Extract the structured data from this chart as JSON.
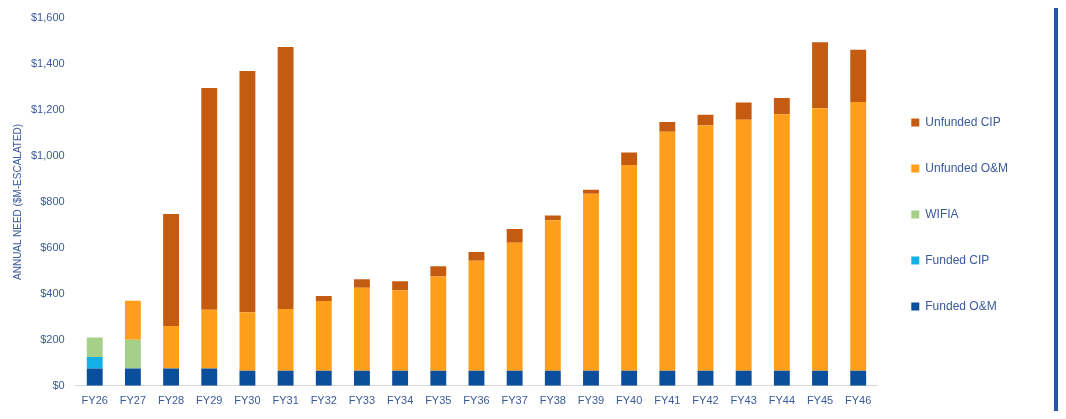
{
  "chart_data": {
    "type": "bar",
    "ylabel": "ANNUAL NEED ($M-ESCALATED)",
    "categories": [
      "FY26",
      "FY27",
      "FY28",
      "FY29",
      "FY30",
      "FY31",
      "FY32",
      "FY33",
      "FY34",
      "FY35",
      "FY36",
      "FY37",
      "FY38",
      "FY39",
      "FY40",
      "FY41",
      "FY42",
      "FY43",
      "FY44",
      "FY45",
      "FY46"
    ],
    "stacked": true,
    "series": [
      {
        "name": "Funded O&M",
        "color": "#0b4f9c",
        "values": [
          75,
          75,
          75,
          75,
          65,
          65,
          65,
          65,
          65,
          65,
          65,
          65,
          65,
          65,
          65,
          65,
          65,
          65,
          65,
          65,
          65
        ]
      },
      {
        "name": "Funded CIP",
        "color": "#13b0e8",
        "values": [
          50,
          0,
          0,
          0,
          0,
          0,
          0,
          0,
          0,
          0,
          0,
          0,
          0,
          0,
          0,
          0,
          0,
          0,
          0,
          0,
          0
        ]
      },
      {
        "name": "WIFIA",
        "color": "#a6d08a",
        "values": [
          85,
          125,
          0,
          0,
          0,
          0,
          0,
          0,
          0,
          0,
          0,
          0,
          0,
          0,
          0,
          0,
          0,
          0,
          0,
          0,
          0
        ]
      },
      {
        "name": "Unfunded O&M",
        "color": "#ff9e1b",
        "values": [
          0,
          170,
          185,
          256,
          255,
          269,
          304,
          361,
          351,
          411,
          479,
          557,
          655,
          770,
          895,
          1040,
          1067,
          1092,
          1116,
          1142,
          1170
        ]
      },
      {
        "name": "Unfunded CIP",
        "color": "#c55a11",
        "values": [
          0,
          0,
          487,
          964,
          1049,
          1140,
          22,
          38,
          39,
          44,
          38,
          60,
          21,
          18,
          55,
          43,
          47,
          75,
          71,
          288,
          227
        ]
      }
    ],
    "ylim": [
      0,
      1600
    ],
    "yticks": [
      {
        "value": 0,
        "label": "$0"
      },
      {
        "value": 200,
        "label": "$200"
      },
      {
        "value": 400,
        "label": "$400"
      },
      {
        "value": 600,
        "label": "$600"
      },
      {
        "value": 800,
        "label": "$800"
      },
      {
        "value": 1000,
        "label": "$1,000"
      },
      {
        "value": 1200,
        "label": "$1,200"
      },
      {
        "value": 1400,
        "label": "$1,400"
      },
      {
        "value": 1600,
        "label": "$1,600"
      }
    ],
    "grid": false,
    "legend": "right"
  }
}
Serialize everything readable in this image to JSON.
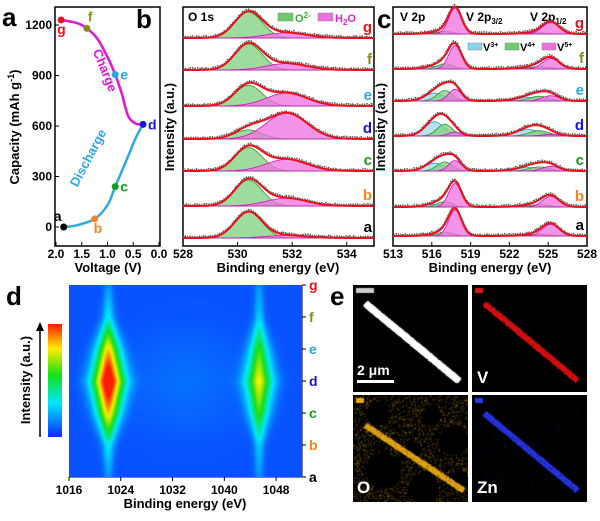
{
  "figure": {
    "panel_labels": [
      "a",
      "b",
      "c",
      "d",
      "e"
    ],
    "state_labels": [
      "a",
      "b",
      "c",
      "d",
      "e",
      "f",
      "g"
    ],
    "state_colors": [
      "#000000",
      "#f5861f",
      "#179a1a",
      "#1414d2",
      "#2aa6e2",
      "#8b8b1c",
      "#e8121c"
    ]
  },
  "chart_data": [
    {
      "panel": "a",
      "type": "line",
      "xlabel": "Voltage (V)",
      "ylabel_main": "Capacity (mAh g",
      "ylabel_sup": "-1",
      "ylabel_end": ")",
      "xlim": [
        2.0,
        0.0
      ],
      "ylim": [
        -120,
        1310
      ],
      "xticks": [
        "2.0",
        "1.5",
        "1.0",
        "0.5",
        "0.0"
      ],
      "yticks": [
        "0",
        "300",
        "600",
        "900",
        "1200"
      ],
      "series": [
        {
          "name": "Discharge",
          "color": "#2fa8e6",
          "points": [
            [
              1.85,
              0
            ],
            [
              1.6,
              10
            ],
            [
              1.25,
              48
            ],
            [
              1.0,
              130
            ],
            [
              0.85,
              240
            ],
            [
              0.6,
              420
            ],
            [
              0.45,
              530
            ],
            [
              0.31,
              610
            ]
          ]
        },
        {
          "name": "Charge",
          "color": "#e614d2",
          "points": [
            [
              0.31,
              610
            ],
            [
              0.45,
              614
            ],
            [
              0.6,
              660
            ],
            [
              0.72,
              790
            ],
            [
              0.85,
              905
            ],
            [
              1.0,
              1010
            ],
            [
              1.2,
              1120
            ],
            [
              1.4,
              1180
            ],
            [
              1.6,
              1212
            ],
            [
              1.9,
              1230
            ]
          ]
        }
      ],
      "markers": [
        {
          "label": "a",
          "voltage": 1.85,
          "capacity": 0
        },
        {
          "label": "b",
          "voltage": 1.25,
          "capacity": 48
        },
        {
          "label": "c",
          "voltage": 0.85,
          "capacity": 240
        },
        {
          "label": "d",
          "voltage": 0.31,
          "capacity": 610
        },
        {
          "label": "e",
          "voltage": 0.85,
          "capacity": 905
        },
        {
          "label": "f",
          "voltage": 1.4,
          "capacity": 1180
        },
        {
          "label": "g",
          "voltage": 1.9,
          "capacity": 1230
        }
      ]
    },
    {
      "panel": "b",
      "type": "line",
      "title": "O 1s",
      "xlabel": "Binding energy (eV)",
      "ylabel": "Intensity (a.u.)",
      "xlim": [
        528,
        535
      ],
      "xticks": [
        528,
        530,
        532,
        534
      ],
      "legend": [
        {
          "name_main": "O",
          "name_sup": "2-",
          "color": "#4cc24c"
        },
        {
          "name_main": "H",
          "name_sub": "2",
          "name_end": "O",
          "color": "#ee22d6"
        }
      ],
      "components": [
        {
          "name": "O2-",
          "center": 530.4,
          "width": 0.5
        },
        {
          "name": "H2O",
          "center": 531.8,
          "width": 0.75
        }
      ],
      "states": [
        {
          "label": "a",
          "amplitudes": [
            1.0,
            0.1
          ]
        },
        {
          "label": "b",
          "amplitudes": [
            1.0,
            0.3
          ]
        },
        {
          "label": "c",
          "amplitudes": [
            0.9,
            0.45
          ]
        },
        {
          "label": "d",
          "amplitudes": [
            0.35,
            1.0
          ]
        },
        {
          "label": "e",
          "amplitudes": [
            0.8,
            0.5
          ]
        },
        {
          "label": "f",
          "amplitudes": [
            1.0,
            0.25
          ]
        },
        {
          "label": "g",
          "amplitudes": [
            1.0,
            0.2
          ]
        }
      ]
    },
    {
      "panel": "c",
      "type": "line",
      "title": "V 2p",
      "peak_label_1": {
        "main": "V 2p",
        "sub": "3/2"
      },
      "peak_label_2": {
        "main": "V 2p",
        "sub": "1/2"
      },
      "xlabel": "Binding energy (eV)",
      "ylabel": "Intensity (a.u.)",
      "xlim": [
        513,
        528
      ],
      "xticks": [
        513,
        516,
        519,
        522,
        525,
        528
      ],
      "legend": [
        {
          "name_main": "V",
          "name_sup": "3+",
          "color": "#6cc6ea"
        },
        {
          "name_main": "V",
          "name_sup": "4+",
          "color": "#5cc05c"
        },
        {
          "name_main": "V",
          "name_sup": "5+",
          "color": "#ee22d6"
        }
      ],
      "components": [
        {
          "name": "V3+",
          "centers": [
            516.2,
            523.5
          ],
          "width": 0.75
        },
        {
          "name": "V4+",
          "centers": [
            517.0,
            524.3
          ],
          "width": 0.6
        },
        {
          "name": "V5+",
          "centers": [
            517.8,
            525.2
          ],
          "width": 0.5
        }
      ],
      "states": [
        {
          "label": "a",
          "amplitudes": [
            0.05,
            0.15,
            1.0
          ]
        },
        {
          "label": "b",
          "amplitudes": [
            0.1,
            0.2,
            0.9
          ]
        },
        {
          "label": "c",
          "amplitudes": [
            0.3,
            0.35,
            0.4
          ]
        },
        {
          "label": "d",
          "amplitudes": [
            0.55,
            0.45,
            0.15
          ]
        },
        {
          "label": "e",
          "amplitudes": [
            0.3,
            0.4,
            0.45
          ]
        },
        {
          "label": "f",
          "amplitudes": [
            0.1,
            0.2,
            0.9
          ]
        },
        {
          "label": "g",
          "amplitudes": [
            0.05,
            0.1,
            1.0
          ]
        }
      ]
    },
    {
      "panel": "d",
      "type": "heatmap",
      "xlabel": "Binding energy (eV)",
      "ylabel": "Intensity (a.u.)",
      "xlim": [
        1016,
        1052
      ],
      "xticks": [
        1016,
        1024,
        1032,
        1040,
        1048
      ],
      "y_categories": [
        "a",
        "b",
        "c",
        "d",
        "e",
        "f",
        "g"
      ],
      "peaks_eV": [
        1022.0,
        1045.3
      ],
      "relative_intensity_by_state": [
        0.0,
        0.15,
        0.65,
        1.0,
        0.65,
        0.15,
        0.0
      ],
      "colormap": [
        "#0a2cff",
        "#00e8ff",
        "#14e014",
        "#ffee00",
        "#ff1a00"
      ]
    },
    {
      "panel": "e",
      "type": "image",
      "scale_bar": "2 μm",
      "maps": [
        {
          "element": "",
          "color": "#ffffff"
        },
        {
          "element": "V",
          "color": "#e01010"
        },
        {
          "element": "O",
          "color": "#e8a818"
        },
        {
          "element": "Zn",
          "color": "#2a3ae8"
        }
      ]
    }
  ]
}
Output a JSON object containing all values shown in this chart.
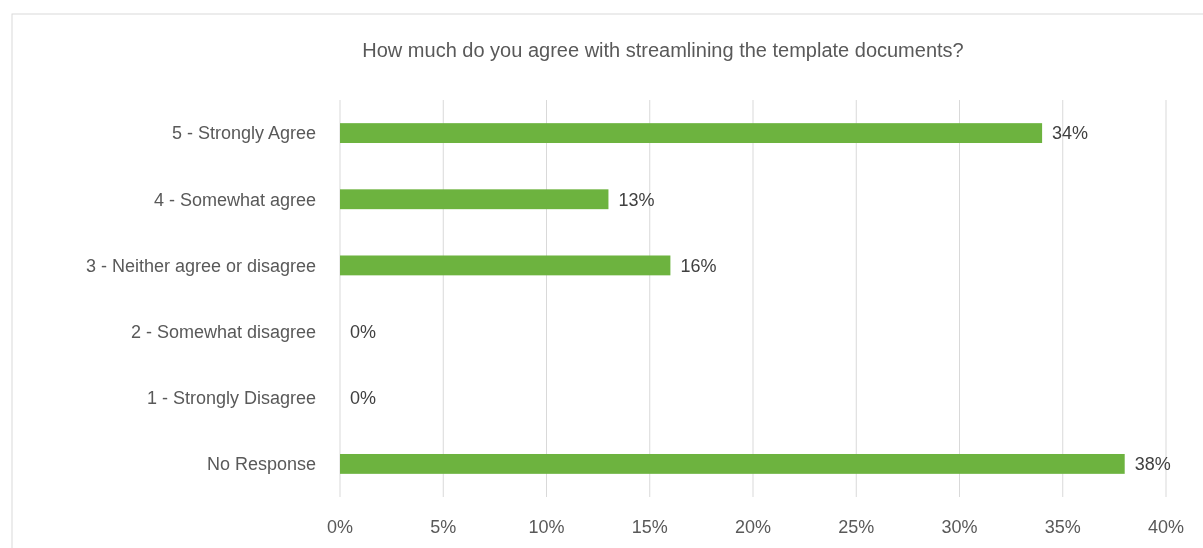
{
  "chart_data": {
    "type": "bar",
    "orientation": "horizontal",
    "title": "How much do you agree with streamlining the template documents?",
    "categories": [
      "5 - Strongly Agree",
      "4 - Somewhat agree",
      "3 - Neither agree or disagree",
      "2 - Somewhat disagree",
      "1 - Strongly Disagree",
      "No Response"
    ],
    "values": [
      34,
      13,
      16,
      0,
      0,
      38
    ],
    "value_labels": [
      "34%",
      "13%",
      "16%",
      "0%",
      "0%",
      "38%"
    ],
    "color": "#6db33f",
    "xlim": [
      0,
      40
    ],
    "xticks": [
      {
        "value": 0,
        "label": "0%"
      },
      {
        "value": 5,
        "label": "5%"
      },
      {
        "value": 10,
        "label": "10%"
      },
      {
        "value": 15,
        "label": "15%"
      },
      {
        "value": 20,
        "label": "20%"
      },
      {
        "value": 25,
        "label": "25%"
      },
      {
        "value": 30,
        "label": "30%"
      },
      {
        "value": 35,
        "label": "35%"
      },
      {
        "value": 40,
        "label": "40%"
      }
    ],
    "grid": "x"
  }
}
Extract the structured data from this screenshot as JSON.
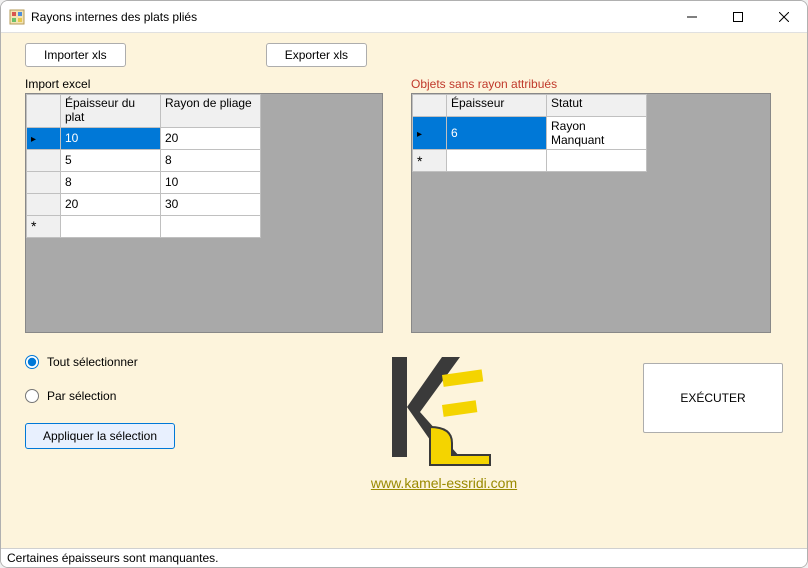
{
  "window": {
    "title": "Rayons internes des plats pliés"
  },
  "toolbar": {
    "import_label": "Importer xls",
    "export_label": "Exporter xls"
  },
  "left_panel": {
    "label": "Import excel",
    "col1": "Épaisseur du plat",
    "col2": "Rayon de pliage",
    "col1_width": 100,
    "col2_width": 100,
    "rows": [
      {
        "thickness": "10",
        "radius": "20",
        "selected": true
      },
      {
        "thickness": "5",
        "radius": "8",
        "selected": false
      },
      {
        "thickness": "8",
        "radius": "10",
        "selected": false
      },
      {
        "thickness": "20",
        "radius": "30",
        "selected": false
      }
    ]
  },
  "right_panel": {
    "label": "Objets sans rayon attribués",
    "col1": "Épaisseur",
    "col2": "Statut",
    "col1_width": 100,
    "col2_width": 100,
    "rows": [
      {
        "thickness": "6",
        "status": "Rayon Manquant",
        "selected": true
      }
    ]
  },
  "selection": {
    "all_label": "Tout sélectionner",
    "by_sel_label": "Par sélection",
    "apply_label": "Appliquer la sélection",
    "selected": "all"
  },
  "execute_label": "EXÉCUTER",
  "url": "www.kamel-essridi.com",
  "status": "Certaines épaisseurs sont manquantes.",
  "colors": {
    "client_bg": "#fdf4dc",
    "grid_bg": "#a9a9a9",
    "selection": "#0078d7",
    "label_red": "#c0392b",
    "link": "#9a8a00"
  }
}
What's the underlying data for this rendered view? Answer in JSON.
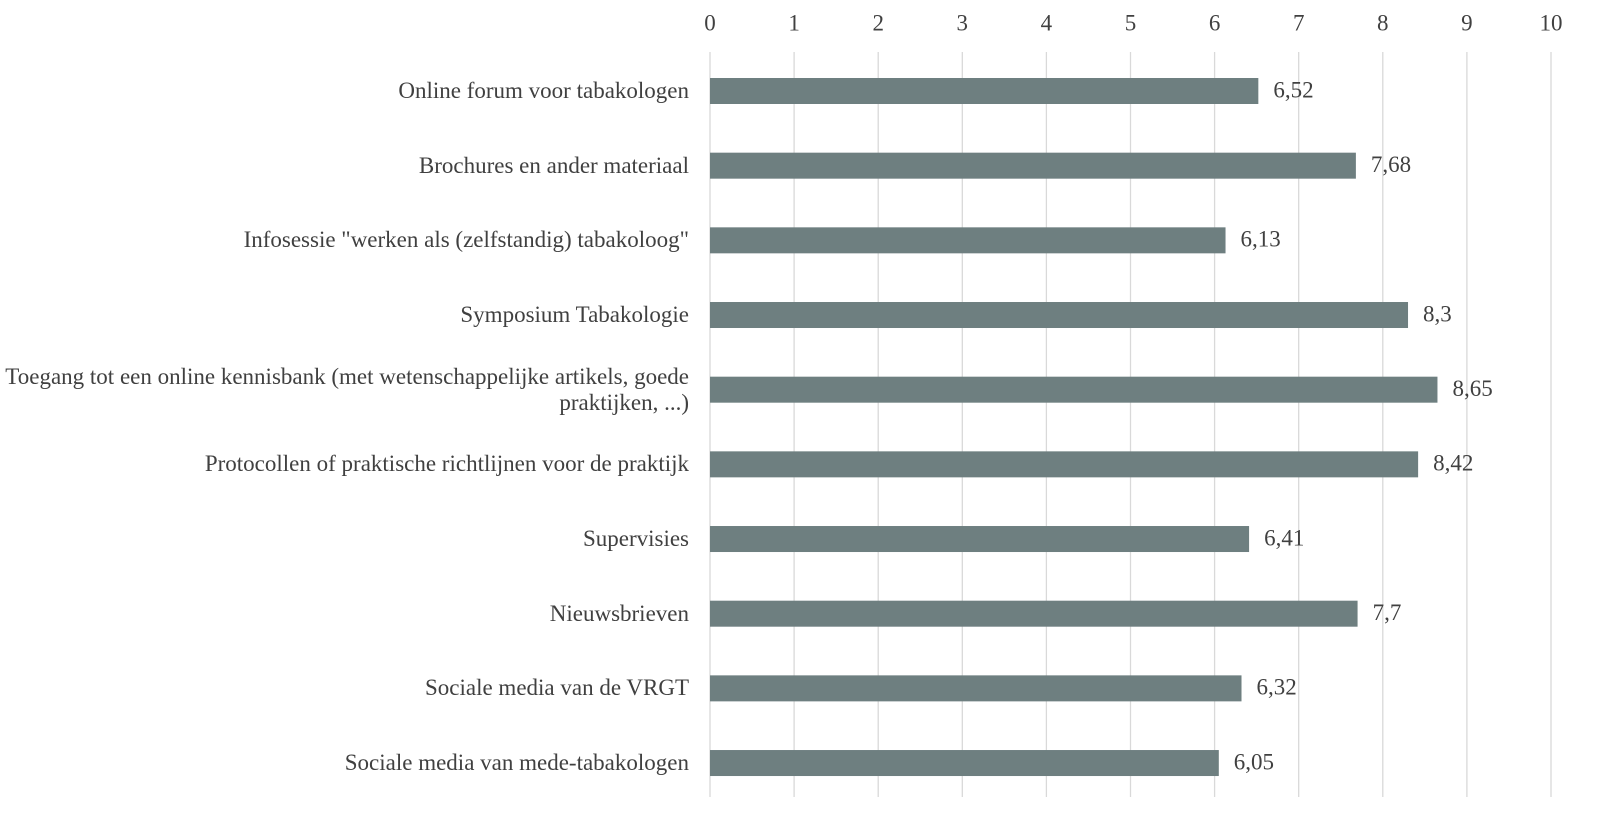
{
  "chart_data": {
    "type": "bar",
    "orientation": "horizontal",
    "categories": [
      "Online forum voor tabakologen",
      "Brochures en ander materiaal",
      "Infosessie \"werken als (zelfstandig) tabakoloog\"",
      "Symposium Tabakologie",
      "Toegang tot een online kennisbank (met wetenschappelijke artikels, goede praktijken, ...)",
      "Protocollen of praktische richtlijnen voor de praktijk",
      "Supervisies",
      "Nieuwsbrieven",
      "Sociale media van de VRGT",
      "Sociale media van mede-tabakologen"
    ],
    "values": [
      6.52,
      7.68,
      6.13,
      8.3,
      8.65,
      8.42,
      6.41,
      7.7,
      6.32,
      6.05
    ],
    "value_labels": [
      "6,52",
      "7,68",
      "6,13",
      "8,3",
      "8,65",
      "8,42",
      "6,41",
      "7,7",
      "6,32",
      "6,05"
    ],
    "color": "#6e7f80",
    "xlim": [
      0,
      10
    ],
    "xticks": [
      0,
      1,
      2,
      3,
      4,
      5,
      6,
      7,
      8,
      9,
      10
    ],
    "grid": true
  }
}
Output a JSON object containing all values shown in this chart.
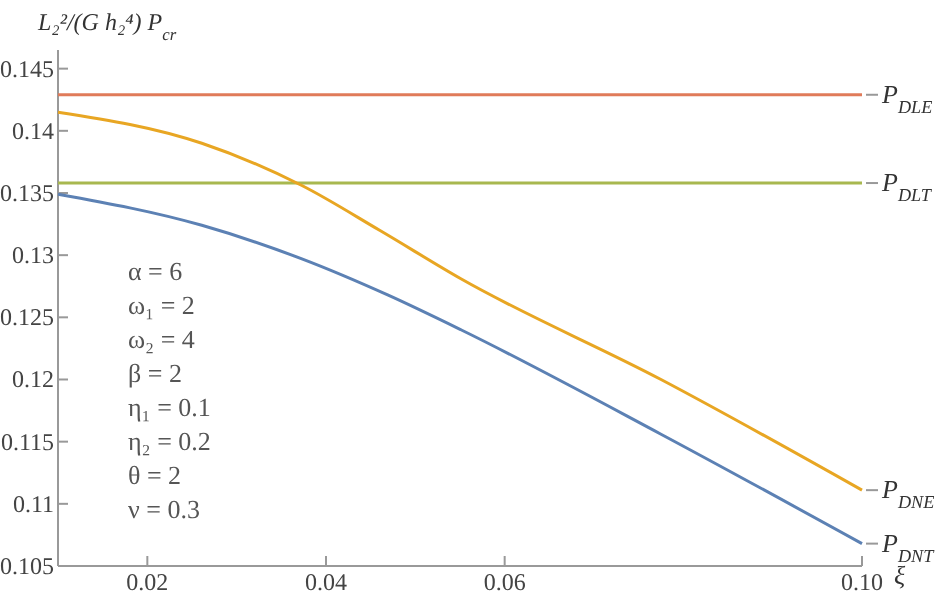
{
  "chart_data": {
    "type": "line",
    "ylabel": "L₂²/(G h₂⁴) P$_{cr}$",
    "xlabel": "ξ",
    "xlim": [
      0.01,
      0.1
    ],
    "ylim": [
      0.105,
      0.1465
    ],
    "xticks": [
      0.02,
      0.04,
      0.06,
      {
        "value": 0.1,
        "label": "0.10"
      }
    ],
    "yticks": [
      0.105,
      0.11,
      0.115,
      0.12,
      0.125,
      0.13,
      0.135,
      0.14,
      0.145
    ],
    "grid": false,
    "marker": "none",
    "line_style": "solid",
    "series": [
      {
        "name": "P$_{DLE}$",
        "color": "#e07b5a",
        "x": [
          0.01,
          0.1
        ],
        "values": [
          0.1429,
          0.1429
        ]
      },
      {
        "name": "P$_{DLT}$",
        "color": "#a8b84f",
        "x": [
          0.01,
          0.1
        ],
        "values": [
          0.1358,
          0.1358
        ]
      },
      {
        "name": "P$_{DNE}$",
        "color": "#e8a623",
        "x": [
          0.01,
          0.0261,
          0.0373,
          0.046,
          0.0551,
          0.0775,
          0.1
        ],
        "values": [
          0.1415,
          0.139,
          0.1356,
          0.132,
          0.1281,
          0.12,
          0.1111
        ]
      },
      {
        "name": "P$_{DNT}$",
        "color": "#5c81b4",
        "x": [
          0.01,
          0.0261,
          0.0373,
          0.0469,
          0.0551,
          0.0775,
          0.1
        ],
        "values": [
          0.1349,
          0.1324,
          0.1297,
          0.1268,
          0.124,
          0.1156,
          0.1068
        ]
      }
    ],
    "annotations": [
      "α = 6",
      "ω₁ = 2",
      "ω₂ = 4",
      "β = 2",
      "η₁ = 0.1",
      "η₂ = 0.2",
      "θ = 2",
      "ν = 0.3"
    ]
  }
}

○ ○ ○ ○

§ **Problem to solve**:
Search the lines above for the string "status", then show every one that has it.

§ **Output below**:
        "status": "Rayon Manquant",
  "status": "Certaines épaisseurs sont manquantes.",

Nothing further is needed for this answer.